<<<<

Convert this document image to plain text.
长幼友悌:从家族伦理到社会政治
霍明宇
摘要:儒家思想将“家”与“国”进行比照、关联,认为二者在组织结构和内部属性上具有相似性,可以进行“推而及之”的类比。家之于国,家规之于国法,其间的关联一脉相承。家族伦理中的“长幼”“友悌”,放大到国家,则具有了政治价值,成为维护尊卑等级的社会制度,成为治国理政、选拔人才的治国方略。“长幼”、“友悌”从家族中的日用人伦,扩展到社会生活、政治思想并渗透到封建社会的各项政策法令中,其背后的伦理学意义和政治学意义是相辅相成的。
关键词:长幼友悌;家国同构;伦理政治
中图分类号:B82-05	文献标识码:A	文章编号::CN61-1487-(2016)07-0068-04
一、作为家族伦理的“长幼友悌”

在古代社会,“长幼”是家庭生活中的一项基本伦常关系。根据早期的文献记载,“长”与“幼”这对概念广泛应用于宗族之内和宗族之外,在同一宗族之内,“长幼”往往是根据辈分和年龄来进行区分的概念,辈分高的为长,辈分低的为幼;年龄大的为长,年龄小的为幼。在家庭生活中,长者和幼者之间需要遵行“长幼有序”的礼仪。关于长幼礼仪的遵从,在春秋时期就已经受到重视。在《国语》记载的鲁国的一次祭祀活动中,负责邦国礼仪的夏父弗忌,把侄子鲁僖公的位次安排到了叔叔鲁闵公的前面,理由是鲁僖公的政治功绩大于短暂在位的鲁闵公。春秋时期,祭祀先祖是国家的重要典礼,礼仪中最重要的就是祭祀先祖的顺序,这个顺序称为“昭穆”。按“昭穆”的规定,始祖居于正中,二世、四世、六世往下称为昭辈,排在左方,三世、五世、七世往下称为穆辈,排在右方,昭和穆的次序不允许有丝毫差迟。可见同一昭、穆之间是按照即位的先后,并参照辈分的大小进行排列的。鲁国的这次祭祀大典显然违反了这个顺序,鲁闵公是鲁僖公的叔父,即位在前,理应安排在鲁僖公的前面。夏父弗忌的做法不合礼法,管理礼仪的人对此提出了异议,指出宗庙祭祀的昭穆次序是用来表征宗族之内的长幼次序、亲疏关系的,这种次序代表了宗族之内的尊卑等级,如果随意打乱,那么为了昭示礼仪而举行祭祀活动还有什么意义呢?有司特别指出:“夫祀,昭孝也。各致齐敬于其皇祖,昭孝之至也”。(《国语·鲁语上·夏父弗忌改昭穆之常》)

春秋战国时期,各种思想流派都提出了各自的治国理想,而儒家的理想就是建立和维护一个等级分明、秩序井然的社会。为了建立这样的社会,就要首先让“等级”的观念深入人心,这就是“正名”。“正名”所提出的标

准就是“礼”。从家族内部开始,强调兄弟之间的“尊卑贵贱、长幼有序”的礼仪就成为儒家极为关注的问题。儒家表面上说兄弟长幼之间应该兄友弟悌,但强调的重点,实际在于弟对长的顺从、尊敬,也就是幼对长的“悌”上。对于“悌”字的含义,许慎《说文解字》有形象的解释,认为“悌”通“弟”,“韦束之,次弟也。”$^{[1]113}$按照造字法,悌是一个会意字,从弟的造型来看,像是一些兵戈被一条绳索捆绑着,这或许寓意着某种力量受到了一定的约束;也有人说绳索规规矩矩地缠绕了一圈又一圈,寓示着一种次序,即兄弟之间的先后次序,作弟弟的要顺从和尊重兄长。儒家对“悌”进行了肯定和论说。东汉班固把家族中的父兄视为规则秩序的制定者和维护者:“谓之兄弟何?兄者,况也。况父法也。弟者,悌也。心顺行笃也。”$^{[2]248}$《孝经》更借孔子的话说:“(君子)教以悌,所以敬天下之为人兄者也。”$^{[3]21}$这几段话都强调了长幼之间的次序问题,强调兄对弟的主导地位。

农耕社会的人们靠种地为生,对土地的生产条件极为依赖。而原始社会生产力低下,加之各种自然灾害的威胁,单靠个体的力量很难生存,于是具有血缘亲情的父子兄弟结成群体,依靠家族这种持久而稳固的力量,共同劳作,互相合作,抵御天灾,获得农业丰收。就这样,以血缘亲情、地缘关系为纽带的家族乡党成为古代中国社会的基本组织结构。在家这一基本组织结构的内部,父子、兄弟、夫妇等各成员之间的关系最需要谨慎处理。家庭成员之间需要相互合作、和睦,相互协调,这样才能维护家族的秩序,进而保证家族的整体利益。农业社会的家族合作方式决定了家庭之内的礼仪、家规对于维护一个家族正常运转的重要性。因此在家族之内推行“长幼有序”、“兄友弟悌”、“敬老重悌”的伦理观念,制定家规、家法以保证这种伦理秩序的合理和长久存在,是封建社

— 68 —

>>>>

▸ What the exercise asks: Above are the entries; count how many of their lines contain the word "长幼友悌" and give only that number.

▸ Exercise response: 3